# start of Exercise data

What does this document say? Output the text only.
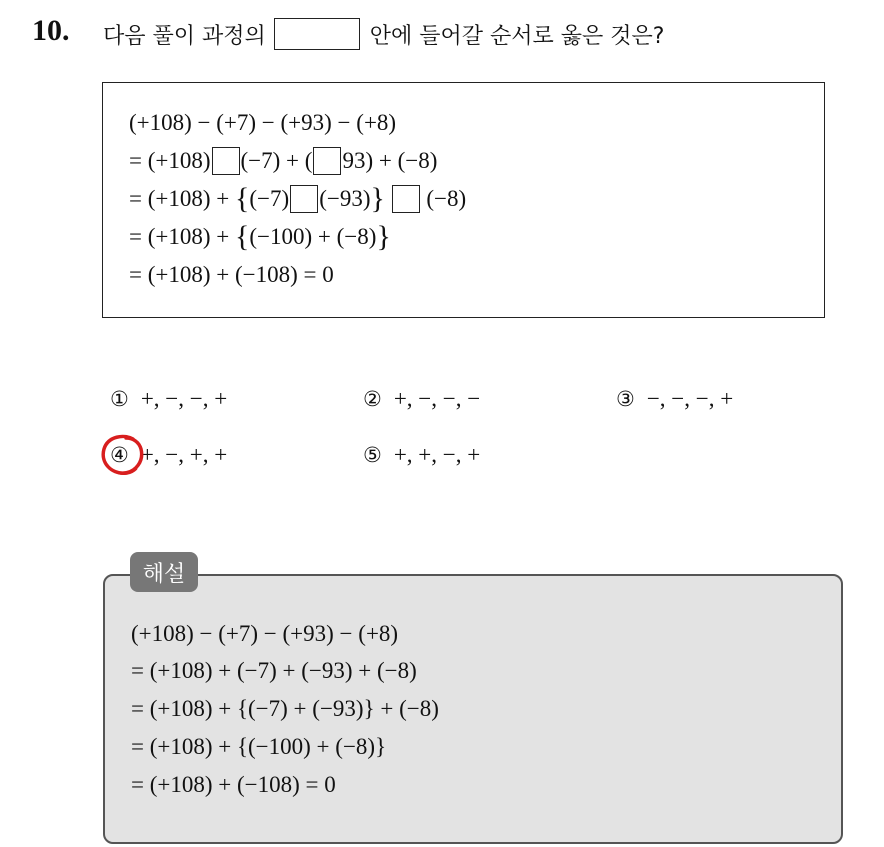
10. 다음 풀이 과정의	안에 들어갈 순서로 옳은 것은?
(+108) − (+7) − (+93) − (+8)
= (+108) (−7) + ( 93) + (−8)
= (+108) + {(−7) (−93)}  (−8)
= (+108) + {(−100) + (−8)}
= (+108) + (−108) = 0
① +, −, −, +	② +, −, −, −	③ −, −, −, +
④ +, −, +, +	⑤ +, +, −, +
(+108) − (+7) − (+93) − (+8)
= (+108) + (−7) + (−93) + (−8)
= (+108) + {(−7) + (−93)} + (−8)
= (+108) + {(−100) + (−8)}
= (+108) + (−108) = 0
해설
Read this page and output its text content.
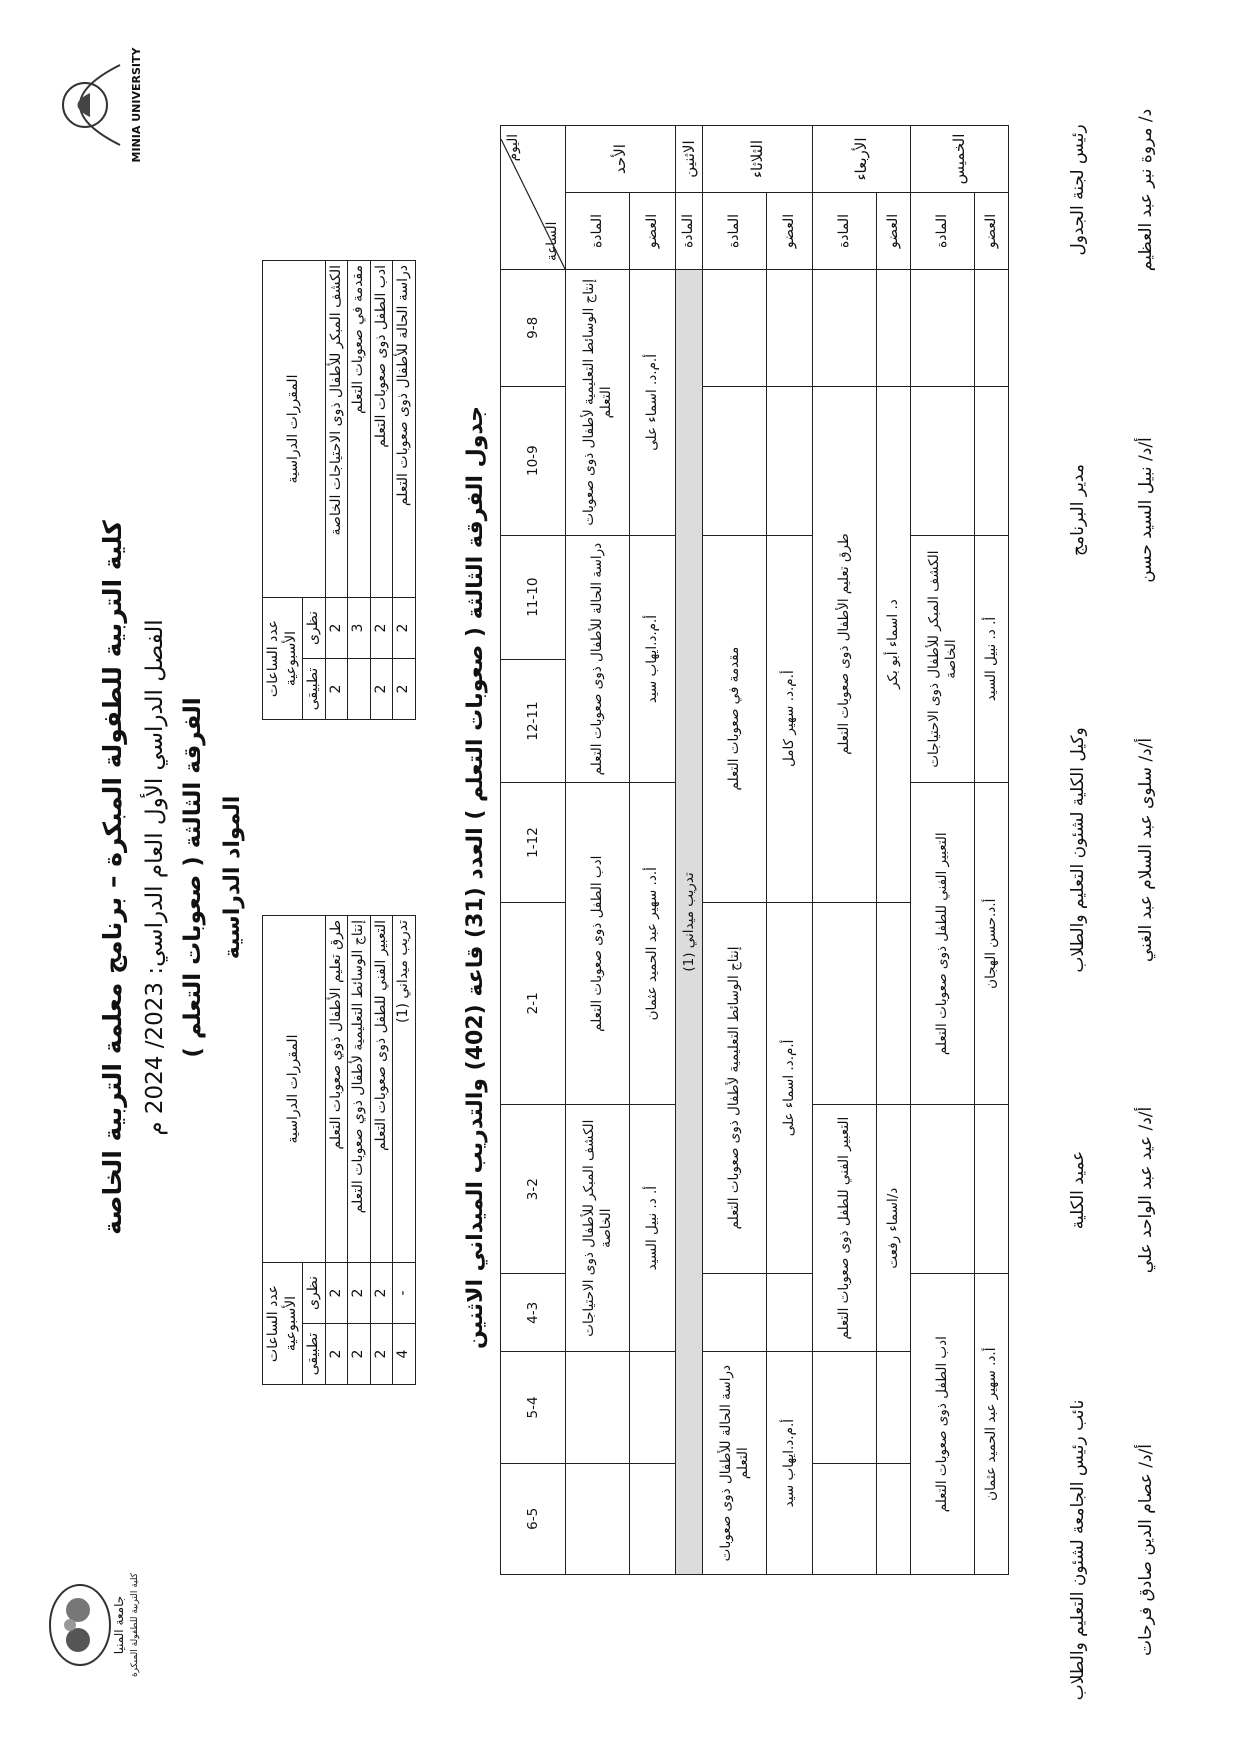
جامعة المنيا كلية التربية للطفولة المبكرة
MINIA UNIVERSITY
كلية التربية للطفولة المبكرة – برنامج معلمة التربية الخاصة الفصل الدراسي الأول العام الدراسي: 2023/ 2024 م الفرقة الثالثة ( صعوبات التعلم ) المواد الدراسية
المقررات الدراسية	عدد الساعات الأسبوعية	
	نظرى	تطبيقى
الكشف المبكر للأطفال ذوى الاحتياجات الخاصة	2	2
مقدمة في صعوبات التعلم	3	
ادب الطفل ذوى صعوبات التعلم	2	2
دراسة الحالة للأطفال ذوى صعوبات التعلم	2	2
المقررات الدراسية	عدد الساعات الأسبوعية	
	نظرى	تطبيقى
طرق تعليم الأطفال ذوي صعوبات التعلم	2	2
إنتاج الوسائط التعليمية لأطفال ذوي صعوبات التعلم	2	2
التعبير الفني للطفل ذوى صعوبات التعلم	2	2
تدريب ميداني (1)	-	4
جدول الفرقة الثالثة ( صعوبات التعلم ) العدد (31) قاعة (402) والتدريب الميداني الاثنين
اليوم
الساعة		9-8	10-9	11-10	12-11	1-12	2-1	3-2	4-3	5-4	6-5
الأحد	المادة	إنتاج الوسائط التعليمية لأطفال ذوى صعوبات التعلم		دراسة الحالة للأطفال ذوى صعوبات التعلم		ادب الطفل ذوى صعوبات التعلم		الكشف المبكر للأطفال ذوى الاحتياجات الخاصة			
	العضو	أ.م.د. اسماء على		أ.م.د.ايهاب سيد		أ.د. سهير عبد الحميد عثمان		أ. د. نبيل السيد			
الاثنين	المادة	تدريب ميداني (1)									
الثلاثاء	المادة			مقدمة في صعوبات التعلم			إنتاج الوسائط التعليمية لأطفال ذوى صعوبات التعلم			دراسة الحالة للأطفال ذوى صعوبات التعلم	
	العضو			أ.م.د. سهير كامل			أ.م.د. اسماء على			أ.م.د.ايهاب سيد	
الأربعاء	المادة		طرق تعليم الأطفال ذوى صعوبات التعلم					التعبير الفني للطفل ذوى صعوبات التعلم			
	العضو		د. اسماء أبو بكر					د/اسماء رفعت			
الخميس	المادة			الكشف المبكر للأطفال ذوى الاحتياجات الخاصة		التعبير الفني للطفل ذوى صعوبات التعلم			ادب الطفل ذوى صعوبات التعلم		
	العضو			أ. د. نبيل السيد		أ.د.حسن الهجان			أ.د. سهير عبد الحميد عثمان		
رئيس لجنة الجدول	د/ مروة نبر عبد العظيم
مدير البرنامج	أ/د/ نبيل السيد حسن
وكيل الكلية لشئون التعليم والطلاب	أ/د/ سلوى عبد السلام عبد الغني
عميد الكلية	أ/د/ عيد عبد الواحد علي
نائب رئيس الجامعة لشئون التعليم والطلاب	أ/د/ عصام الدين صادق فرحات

# end of Exercise data

**Directions**: Copy out the whole listing exactly, and don't carry over any pictures.

**Solution for this problem**:
What does this document say? Output the text only.
10. 다음 풀이 과정의	안에 들어갈 순서로 옳은 것은?
(+108) − (+7) − (+93) − (+8)
= (+108) (−7) + ( 93) + (−8)
= (+108) + {(−7) (−93)}  (−8)
= (+108) + {(−100) + (−8)}
= (+108) + (−108) = 0
① +, −, −, +	② +, −, −, −	③ −, −, −, +
④ +, −, +, +	⑤ +, +, −, +
(+108) − (+7) − (+93) − (+8)
= (+108) + (−7) + (−93) + (−8)
= (+108) + {(−7) + (−93)} + (−8)
= (+108) + {(−100) + (−8)}
= (+108) + (−108) = 0
해설
Read this page and output its text content.
جامعة المنيا كلية التربية للطفولة المبكرة
MINIA UNIVERSITY
كلية التربية للطفولة المبكرة – برنامج معلمة التربية الخاصة الفصل الدراسي الأول العام الدراسي: 2023/ 2024 م الفرقة الثالثة ( صعوبات التعلم ) المواد الدراسية
المقررات الدراسية	عدد الساعات الأسبوعية	
	نظرى	تطبيقى
الكشف المبكر للأطفال ذوى الاحتياجات الخاصة	2	2
مقدمة في صعوبات التعلم	3	
ادب الطفل ذوى صعوبات التعلم	2	2
دراسة الحالة للأطفال ذوى صعوبات التعلم	2	2
المقررات الدراسية	عدد الساعات الأسبوعية	
	نظرى	تطبيقى
طرق تعليم الأطفال ذوي صعوبات التعلم	2	2
إنتاج الوسائط التعليمية لأطفال ذوي صعوبات التعلم	2	2
التعبير الفني للطفل ذوى صعوبات التعلم	2	2
تدريب ميداني (1)	-	4
جدول الفرقة الثالثة ( صعوبات التعلم ) العدد (31) قاعة (402) والتدريب الميداني الاثنين
اليوم
الساعة		9-8	10-9	11-10	12-11	1-12	2-1	3-2	4-3	5-4	6-5
الأحد	المادة	إنتاج الوسائط التعليمية لأطفال ذوى صعوبات التعلم		دراسة الحالة للأطفال ذوى صعوبات التعلم		ادب الطفل ذوى صعوبات التعلم		الكشف المبكر للأطفال ذوى الاحتياجات الخاصة			
	العضو	أ.م.د. اسماء على		أ.م.د.ايهاب سيد		أ.د. سهير عبد الحميد عثمان		أ. د. نبيل السيد			
الاثنين	المادة	تدريب ميداني (1)									
الثلاثاء	المادة			مقدمة في صعوبات التعلم			إنتاج الوسائط التعليمية لأطفال ذوى صعوبات التعلم			دراسة الحالة للأطفال ذوى صعوبات التعلم	
	العضو			أ.م.د. سهير كامل			أ.م.د. اسماء على			أ.م.د.ايهاب سيد	
الأربعاء	المادة		طرق تعليم الأطفال ذوى صعوبات التعلم					التعبير الفني للطفل ذوى صعوبات التعلم			
	العضو		د. اسماء أبو بكر					د/اسماء رفعت			
الخميس	المادة			الكشف المبكر للأطفال ذوى الاحتياجات الخاصة		التعبير الفني للطفل ذوى صعوبات التعلم			ادب الطفل ذوى صعوبات التعلم		
	العضو			أ. د. نبيل السيد		أ.د.حسن الهجان			أ.د. سهير عبد الحميد عثمان		
رئيس لجنة الجدول	د/ مروة نبر عبد العظيم
مدير البرنامج	أ/د/ نبيل السيد حسن
وكيل الكلية لشئون التعليم والطلاب	أ/د/ سلوى عبد السلام عبد الغني
عميد الكلية	أ/د/ عيد عبد الواحد علي
نائب رئيس الجامعة لشئون التعليم والطلاب	أ/د/ عصام الدين صادق فرحات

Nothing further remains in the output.